▸ What is expected: Count how many lines hold the string "сельскохозяйственного". Give that number alone.
======== Provided entries
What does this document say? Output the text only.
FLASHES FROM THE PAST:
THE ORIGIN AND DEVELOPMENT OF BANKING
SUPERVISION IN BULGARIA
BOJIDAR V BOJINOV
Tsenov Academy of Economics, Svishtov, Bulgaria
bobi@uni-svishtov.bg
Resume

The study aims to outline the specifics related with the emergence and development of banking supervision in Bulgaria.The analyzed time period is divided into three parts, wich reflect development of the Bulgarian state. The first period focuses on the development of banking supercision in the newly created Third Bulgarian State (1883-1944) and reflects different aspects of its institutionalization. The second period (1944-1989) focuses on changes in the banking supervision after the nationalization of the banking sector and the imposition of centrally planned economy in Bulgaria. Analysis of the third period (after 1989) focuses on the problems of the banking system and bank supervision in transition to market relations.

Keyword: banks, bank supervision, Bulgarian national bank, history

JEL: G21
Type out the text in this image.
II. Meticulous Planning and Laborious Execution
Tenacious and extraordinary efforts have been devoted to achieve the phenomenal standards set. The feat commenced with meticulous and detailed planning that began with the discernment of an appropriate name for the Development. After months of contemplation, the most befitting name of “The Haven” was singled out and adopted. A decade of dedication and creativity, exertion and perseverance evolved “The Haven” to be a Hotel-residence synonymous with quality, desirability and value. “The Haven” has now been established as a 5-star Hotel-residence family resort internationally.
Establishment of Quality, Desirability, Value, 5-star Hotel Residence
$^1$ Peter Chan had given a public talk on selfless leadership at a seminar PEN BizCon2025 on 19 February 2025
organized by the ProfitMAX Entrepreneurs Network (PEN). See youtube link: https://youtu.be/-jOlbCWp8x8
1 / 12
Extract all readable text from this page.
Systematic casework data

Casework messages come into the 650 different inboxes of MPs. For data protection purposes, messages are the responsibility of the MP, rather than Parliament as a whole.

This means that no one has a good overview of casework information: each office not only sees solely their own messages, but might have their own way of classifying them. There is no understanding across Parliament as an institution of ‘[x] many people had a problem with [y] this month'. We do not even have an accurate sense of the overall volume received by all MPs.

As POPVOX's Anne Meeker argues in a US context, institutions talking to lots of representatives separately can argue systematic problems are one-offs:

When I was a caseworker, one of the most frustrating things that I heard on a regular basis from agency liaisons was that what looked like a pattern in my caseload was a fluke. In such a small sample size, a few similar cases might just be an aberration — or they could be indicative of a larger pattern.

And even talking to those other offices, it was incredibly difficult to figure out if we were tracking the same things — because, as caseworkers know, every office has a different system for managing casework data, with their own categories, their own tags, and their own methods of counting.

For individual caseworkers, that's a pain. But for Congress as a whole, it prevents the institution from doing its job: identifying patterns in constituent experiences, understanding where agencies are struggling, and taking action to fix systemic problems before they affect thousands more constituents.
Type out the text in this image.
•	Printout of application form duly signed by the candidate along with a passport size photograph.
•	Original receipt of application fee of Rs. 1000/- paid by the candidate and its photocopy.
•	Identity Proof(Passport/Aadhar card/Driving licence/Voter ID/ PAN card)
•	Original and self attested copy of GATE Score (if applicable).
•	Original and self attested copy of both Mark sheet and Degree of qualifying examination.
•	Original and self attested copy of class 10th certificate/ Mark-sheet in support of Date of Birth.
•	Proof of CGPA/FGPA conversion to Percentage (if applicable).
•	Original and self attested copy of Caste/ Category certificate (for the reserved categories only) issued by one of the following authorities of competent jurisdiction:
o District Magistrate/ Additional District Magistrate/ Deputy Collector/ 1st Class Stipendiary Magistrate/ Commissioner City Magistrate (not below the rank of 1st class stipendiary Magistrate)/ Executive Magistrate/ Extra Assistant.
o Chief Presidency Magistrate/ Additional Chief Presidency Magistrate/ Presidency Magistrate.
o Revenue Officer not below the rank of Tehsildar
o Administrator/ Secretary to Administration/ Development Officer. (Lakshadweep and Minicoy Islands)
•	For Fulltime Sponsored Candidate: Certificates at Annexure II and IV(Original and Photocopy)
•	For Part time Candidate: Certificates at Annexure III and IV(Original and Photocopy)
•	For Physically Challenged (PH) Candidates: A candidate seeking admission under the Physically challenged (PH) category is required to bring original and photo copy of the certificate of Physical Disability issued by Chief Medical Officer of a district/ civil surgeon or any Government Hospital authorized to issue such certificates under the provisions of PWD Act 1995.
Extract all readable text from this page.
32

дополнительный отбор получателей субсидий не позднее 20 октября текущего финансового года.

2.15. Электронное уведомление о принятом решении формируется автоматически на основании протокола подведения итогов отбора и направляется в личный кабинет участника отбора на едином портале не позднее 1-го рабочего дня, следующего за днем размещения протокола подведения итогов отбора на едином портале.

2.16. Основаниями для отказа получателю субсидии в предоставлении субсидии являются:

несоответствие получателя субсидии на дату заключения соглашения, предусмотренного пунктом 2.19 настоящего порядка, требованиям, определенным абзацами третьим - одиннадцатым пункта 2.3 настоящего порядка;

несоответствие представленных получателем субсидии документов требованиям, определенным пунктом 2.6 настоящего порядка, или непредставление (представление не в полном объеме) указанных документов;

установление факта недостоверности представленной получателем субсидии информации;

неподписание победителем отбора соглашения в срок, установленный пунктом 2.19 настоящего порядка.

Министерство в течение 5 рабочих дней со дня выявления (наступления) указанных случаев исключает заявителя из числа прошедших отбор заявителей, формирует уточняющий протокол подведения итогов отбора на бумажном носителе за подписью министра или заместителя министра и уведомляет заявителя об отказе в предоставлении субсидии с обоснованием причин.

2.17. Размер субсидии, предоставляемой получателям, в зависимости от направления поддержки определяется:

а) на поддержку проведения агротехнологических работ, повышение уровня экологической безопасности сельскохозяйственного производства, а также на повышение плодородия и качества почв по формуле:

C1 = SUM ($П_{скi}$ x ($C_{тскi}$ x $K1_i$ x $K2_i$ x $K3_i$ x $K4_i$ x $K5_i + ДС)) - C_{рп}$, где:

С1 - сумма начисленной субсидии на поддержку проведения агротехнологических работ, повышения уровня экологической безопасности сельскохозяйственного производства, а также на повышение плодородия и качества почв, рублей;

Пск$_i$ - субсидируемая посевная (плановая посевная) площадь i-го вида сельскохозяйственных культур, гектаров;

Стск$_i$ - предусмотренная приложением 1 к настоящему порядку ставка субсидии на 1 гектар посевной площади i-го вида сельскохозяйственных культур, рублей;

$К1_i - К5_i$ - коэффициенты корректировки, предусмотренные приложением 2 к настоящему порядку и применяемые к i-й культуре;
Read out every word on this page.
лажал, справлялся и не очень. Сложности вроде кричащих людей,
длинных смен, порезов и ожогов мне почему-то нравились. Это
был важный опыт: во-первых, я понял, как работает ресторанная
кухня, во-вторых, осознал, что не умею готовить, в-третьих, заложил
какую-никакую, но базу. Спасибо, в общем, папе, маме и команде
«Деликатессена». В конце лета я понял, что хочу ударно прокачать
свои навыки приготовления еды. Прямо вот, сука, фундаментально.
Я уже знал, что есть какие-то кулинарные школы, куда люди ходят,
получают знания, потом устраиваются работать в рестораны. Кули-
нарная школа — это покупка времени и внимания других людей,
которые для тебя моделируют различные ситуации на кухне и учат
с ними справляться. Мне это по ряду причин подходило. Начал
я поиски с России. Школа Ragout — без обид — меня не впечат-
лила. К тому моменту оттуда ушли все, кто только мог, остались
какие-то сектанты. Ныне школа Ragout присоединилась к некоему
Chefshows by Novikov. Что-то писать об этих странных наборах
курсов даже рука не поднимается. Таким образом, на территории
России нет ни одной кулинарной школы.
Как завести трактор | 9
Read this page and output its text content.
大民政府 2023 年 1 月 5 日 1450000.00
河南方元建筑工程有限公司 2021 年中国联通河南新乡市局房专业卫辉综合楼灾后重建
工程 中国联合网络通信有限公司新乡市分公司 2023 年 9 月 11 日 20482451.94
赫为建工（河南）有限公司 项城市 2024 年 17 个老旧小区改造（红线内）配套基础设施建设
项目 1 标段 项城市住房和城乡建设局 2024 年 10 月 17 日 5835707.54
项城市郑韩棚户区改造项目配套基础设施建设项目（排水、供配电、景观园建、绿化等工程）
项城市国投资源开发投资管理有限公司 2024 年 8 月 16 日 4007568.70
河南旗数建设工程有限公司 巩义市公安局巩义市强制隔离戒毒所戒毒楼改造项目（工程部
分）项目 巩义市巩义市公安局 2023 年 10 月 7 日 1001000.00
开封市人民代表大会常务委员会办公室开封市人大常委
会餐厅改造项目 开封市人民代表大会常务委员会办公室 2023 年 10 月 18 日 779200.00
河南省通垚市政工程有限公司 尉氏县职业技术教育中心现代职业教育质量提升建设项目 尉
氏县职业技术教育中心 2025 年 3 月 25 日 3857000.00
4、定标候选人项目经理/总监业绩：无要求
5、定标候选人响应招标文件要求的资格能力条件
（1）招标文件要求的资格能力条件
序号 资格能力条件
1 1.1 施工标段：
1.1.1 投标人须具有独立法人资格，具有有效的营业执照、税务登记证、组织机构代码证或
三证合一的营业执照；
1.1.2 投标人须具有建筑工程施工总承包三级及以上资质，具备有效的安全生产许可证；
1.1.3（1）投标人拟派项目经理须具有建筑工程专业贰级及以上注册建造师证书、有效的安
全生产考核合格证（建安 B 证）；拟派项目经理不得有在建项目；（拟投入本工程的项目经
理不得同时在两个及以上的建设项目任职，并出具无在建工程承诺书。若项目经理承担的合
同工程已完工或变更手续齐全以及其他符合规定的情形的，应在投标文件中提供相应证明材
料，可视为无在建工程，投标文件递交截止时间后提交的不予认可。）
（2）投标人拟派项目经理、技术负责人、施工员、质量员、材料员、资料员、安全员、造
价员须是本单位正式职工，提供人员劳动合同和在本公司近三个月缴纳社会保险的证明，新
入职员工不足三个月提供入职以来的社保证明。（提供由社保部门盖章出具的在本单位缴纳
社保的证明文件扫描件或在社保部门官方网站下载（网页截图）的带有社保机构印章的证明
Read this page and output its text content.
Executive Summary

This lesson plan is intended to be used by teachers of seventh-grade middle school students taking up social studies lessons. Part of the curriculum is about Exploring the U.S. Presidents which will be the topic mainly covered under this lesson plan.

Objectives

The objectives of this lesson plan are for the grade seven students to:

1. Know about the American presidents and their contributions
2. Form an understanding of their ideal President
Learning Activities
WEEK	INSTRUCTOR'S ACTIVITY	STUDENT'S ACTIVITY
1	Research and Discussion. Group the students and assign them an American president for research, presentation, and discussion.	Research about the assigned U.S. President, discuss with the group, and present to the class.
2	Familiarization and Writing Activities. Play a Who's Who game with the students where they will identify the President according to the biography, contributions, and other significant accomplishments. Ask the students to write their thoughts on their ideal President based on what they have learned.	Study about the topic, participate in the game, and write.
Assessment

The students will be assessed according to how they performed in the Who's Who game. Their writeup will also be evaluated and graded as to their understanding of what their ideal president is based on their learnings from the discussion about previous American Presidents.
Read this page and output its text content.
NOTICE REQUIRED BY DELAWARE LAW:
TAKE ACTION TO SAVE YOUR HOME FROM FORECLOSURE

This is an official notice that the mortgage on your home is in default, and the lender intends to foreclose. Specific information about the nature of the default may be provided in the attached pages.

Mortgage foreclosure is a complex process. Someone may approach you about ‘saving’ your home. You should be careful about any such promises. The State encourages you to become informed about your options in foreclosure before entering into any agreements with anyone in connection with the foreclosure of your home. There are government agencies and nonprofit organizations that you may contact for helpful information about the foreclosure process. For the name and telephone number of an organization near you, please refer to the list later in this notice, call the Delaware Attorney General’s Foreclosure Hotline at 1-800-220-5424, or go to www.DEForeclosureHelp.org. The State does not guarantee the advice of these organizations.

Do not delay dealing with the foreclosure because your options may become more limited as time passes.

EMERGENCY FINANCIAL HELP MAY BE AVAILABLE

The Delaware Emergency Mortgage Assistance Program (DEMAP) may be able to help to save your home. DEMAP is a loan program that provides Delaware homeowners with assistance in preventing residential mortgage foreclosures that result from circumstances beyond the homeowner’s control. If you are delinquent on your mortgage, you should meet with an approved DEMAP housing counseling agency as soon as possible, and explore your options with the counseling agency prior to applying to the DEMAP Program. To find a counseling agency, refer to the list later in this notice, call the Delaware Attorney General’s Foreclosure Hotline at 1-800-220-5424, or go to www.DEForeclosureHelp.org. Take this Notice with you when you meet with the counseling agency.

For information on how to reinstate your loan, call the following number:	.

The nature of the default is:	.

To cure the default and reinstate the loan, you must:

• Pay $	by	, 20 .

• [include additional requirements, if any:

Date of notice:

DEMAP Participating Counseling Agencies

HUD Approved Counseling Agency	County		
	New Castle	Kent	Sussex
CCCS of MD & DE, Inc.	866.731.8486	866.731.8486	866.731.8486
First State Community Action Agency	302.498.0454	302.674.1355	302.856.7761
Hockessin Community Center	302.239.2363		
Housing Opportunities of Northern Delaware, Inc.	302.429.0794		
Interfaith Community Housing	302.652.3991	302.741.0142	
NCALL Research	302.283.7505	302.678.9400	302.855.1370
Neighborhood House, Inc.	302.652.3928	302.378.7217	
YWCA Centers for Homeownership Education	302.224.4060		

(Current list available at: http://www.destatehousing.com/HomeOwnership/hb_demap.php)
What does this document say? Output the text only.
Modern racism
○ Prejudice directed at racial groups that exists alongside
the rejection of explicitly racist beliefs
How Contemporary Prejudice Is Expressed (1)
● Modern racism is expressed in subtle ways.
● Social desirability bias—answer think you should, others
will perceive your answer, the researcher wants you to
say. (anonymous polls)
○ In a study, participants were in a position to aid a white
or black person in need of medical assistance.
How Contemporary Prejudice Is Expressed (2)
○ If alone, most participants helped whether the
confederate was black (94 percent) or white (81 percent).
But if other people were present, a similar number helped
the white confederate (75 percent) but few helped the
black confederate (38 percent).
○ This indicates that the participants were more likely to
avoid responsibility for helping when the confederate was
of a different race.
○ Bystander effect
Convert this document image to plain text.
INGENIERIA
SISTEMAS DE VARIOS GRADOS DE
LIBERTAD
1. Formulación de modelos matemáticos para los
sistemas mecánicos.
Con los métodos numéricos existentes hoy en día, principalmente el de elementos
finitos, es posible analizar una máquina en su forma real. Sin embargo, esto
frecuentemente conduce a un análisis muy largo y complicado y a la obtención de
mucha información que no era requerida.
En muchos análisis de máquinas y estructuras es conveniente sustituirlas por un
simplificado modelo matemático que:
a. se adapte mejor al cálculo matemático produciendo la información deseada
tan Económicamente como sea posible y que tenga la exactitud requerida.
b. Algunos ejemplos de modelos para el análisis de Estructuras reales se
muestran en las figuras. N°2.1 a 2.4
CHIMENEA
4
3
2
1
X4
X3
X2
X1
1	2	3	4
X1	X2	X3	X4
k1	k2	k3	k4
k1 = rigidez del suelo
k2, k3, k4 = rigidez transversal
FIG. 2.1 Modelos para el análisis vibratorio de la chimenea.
================
▸ Task output: 2